■ Problem description
Identify every line in the records below that contains the word "image", and copy each of those lines.
------------
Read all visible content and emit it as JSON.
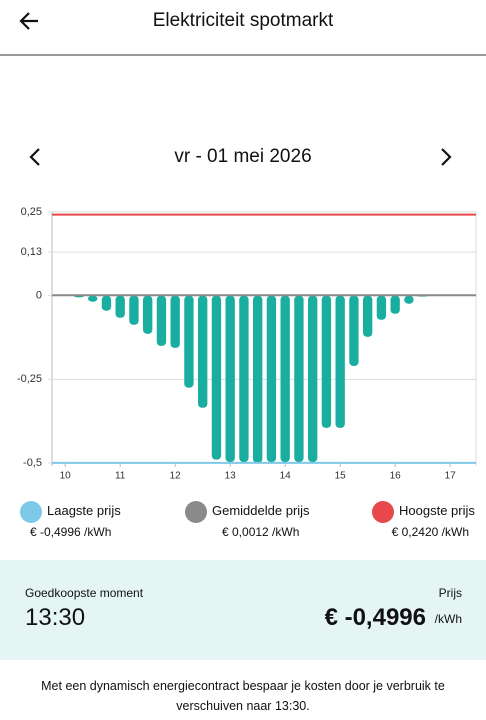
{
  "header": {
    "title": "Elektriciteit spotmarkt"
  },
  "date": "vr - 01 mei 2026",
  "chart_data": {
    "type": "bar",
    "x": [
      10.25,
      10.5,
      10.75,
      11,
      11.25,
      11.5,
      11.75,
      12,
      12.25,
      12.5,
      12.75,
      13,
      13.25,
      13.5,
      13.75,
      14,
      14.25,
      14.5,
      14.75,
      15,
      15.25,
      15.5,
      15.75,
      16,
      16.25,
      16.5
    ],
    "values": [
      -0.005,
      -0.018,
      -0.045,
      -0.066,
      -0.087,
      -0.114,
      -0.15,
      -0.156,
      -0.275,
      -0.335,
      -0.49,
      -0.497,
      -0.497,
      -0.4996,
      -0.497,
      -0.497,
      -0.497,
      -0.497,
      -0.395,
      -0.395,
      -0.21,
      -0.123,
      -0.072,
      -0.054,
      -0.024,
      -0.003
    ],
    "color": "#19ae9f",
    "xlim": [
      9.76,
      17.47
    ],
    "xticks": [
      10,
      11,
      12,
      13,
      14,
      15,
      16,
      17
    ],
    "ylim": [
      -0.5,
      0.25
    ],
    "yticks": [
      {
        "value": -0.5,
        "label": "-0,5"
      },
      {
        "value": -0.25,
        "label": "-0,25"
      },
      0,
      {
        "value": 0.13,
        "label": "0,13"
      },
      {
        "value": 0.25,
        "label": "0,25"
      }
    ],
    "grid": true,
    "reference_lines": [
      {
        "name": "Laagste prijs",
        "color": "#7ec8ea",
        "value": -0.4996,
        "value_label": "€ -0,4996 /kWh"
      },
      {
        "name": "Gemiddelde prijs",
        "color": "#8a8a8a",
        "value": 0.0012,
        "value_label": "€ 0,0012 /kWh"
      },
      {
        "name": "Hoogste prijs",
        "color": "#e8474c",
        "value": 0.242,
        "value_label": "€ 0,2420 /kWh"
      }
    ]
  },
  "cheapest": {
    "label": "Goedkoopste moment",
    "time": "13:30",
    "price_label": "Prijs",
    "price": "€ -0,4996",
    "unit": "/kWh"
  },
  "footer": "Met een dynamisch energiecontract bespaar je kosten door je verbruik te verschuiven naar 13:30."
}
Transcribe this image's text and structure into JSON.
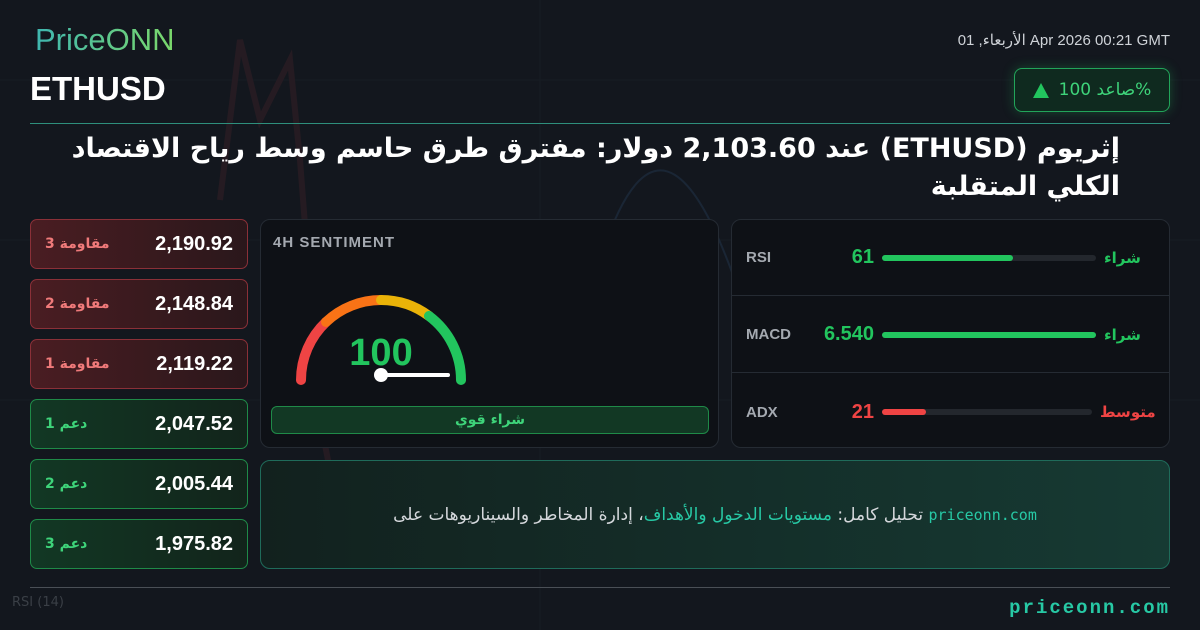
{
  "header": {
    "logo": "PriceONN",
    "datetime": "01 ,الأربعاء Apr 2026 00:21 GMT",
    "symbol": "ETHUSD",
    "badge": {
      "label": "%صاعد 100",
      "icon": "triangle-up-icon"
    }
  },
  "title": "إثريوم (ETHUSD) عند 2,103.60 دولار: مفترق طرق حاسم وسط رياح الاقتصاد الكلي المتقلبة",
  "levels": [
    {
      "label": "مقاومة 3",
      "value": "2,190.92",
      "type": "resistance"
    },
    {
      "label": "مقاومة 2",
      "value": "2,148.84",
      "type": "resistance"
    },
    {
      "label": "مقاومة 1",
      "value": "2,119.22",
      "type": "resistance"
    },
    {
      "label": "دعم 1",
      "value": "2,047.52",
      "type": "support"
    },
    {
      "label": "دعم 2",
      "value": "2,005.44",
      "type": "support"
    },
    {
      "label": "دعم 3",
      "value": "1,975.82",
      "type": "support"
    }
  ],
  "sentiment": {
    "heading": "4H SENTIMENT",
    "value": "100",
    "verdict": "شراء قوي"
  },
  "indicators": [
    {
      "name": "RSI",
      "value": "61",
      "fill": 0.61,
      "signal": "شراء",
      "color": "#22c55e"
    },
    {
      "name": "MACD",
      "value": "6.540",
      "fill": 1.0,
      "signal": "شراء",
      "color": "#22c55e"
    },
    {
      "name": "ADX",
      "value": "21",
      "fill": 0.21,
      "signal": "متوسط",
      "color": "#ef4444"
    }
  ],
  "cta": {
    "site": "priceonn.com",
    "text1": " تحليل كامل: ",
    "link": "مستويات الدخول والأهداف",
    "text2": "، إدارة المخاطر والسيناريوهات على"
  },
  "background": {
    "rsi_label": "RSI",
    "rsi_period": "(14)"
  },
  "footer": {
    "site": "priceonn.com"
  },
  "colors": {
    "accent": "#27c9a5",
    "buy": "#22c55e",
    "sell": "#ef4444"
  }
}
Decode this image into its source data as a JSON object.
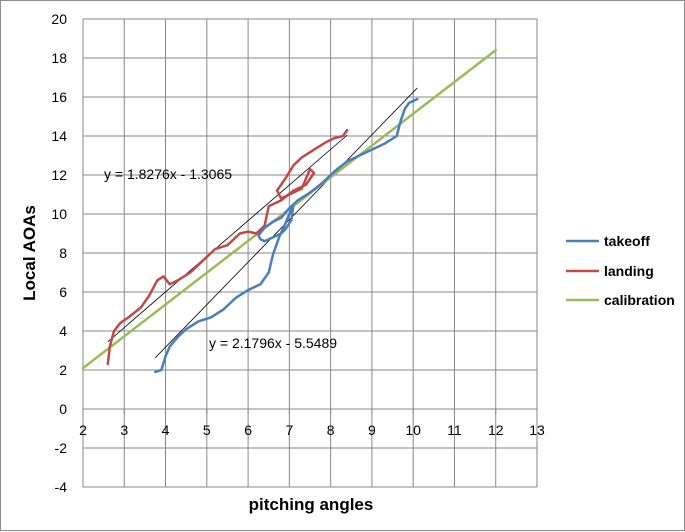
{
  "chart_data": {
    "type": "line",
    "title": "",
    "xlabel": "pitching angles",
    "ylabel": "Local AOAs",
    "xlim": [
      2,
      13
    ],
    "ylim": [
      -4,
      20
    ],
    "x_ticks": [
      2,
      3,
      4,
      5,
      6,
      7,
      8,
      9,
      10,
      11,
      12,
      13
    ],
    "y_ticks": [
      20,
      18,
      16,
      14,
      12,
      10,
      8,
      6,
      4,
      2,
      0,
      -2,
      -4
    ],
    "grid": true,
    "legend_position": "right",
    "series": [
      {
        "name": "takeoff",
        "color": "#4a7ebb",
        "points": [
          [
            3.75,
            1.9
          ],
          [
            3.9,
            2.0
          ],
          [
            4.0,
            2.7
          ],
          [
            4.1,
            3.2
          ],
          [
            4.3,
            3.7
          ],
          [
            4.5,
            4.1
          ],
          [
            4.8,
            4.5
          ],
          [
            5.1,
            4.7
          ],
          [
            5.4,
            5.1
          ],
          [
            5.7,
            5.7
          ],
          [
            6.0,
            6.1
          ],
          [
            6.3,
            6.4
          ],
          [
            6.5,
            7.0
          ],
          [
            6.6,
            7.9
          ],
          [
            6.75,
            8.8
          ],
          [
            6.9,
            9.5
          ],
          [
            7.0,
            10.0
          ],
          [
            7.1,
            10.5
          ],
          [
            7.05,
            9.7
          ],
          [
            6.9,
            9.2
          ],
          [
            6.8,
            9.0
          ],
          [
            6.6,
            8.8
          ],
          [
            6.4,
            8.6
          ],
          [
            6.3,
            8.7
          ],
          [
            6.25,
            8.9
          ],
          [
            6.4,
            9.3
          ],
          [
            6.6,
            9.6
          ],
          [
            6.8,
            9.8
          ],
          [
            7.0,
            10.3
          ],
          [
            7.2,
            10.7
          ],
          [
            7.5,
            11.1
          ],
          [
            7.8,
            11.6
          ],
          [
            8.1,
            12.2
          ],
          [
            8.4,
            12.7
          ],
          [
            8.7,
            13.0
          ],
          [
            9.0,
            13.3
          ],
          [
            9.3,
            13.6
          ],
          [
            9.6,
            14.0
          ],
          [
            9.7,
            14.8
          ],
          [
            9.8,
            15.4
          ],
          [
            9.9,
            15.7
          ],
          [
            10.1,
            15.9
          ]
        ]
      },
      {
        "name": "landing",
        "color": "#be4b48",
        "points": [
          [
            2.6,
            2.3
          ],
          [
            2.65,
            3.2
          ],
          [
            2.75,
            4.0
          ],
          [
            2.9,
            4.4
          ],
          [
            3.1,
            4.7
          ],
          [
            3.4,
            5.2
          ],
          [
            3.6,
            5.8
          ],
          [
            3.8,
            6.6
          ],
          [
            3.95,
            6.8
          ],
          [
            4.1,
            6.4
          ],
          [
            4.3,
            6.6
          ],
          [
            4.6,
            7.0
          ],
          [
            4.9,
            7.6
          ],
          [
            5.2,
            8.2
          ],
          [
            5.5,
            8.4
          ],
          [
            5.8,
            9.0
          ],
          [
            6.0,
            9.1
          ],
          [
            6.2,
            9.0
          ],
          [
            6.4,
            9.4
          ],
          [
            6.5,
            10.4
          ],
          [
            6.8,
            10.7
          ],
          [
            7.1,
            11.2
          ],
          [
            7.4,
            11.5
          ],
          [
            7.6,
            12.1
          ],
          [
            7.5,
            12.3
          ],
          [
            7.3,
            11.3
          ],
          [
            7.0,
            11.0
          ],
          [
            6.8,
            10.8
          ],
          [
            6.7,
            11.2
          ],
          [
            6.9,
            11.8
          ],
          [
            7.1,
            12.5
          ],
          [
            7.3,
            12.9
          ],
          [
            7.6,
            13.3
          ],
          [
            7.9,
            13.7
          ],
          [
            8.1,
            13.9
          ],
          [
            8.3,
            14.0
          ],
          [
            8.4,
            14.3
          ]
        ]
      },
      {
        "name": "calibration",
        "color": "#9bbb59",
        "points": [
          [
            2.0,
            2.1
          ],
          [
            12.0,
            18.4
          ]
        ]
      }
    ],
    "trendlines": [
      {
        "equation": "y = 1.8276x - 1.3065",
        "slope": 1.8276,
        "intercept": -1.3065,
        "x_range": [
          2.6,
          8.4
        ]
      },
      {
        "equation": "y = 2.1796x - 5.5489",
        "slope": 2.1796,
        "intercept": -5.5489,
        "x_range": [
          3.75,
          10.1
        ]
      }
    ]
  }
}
------------
■ The response
Transcribe this image's text and structure into JSON.
Decode this image into its source data as a JSON object.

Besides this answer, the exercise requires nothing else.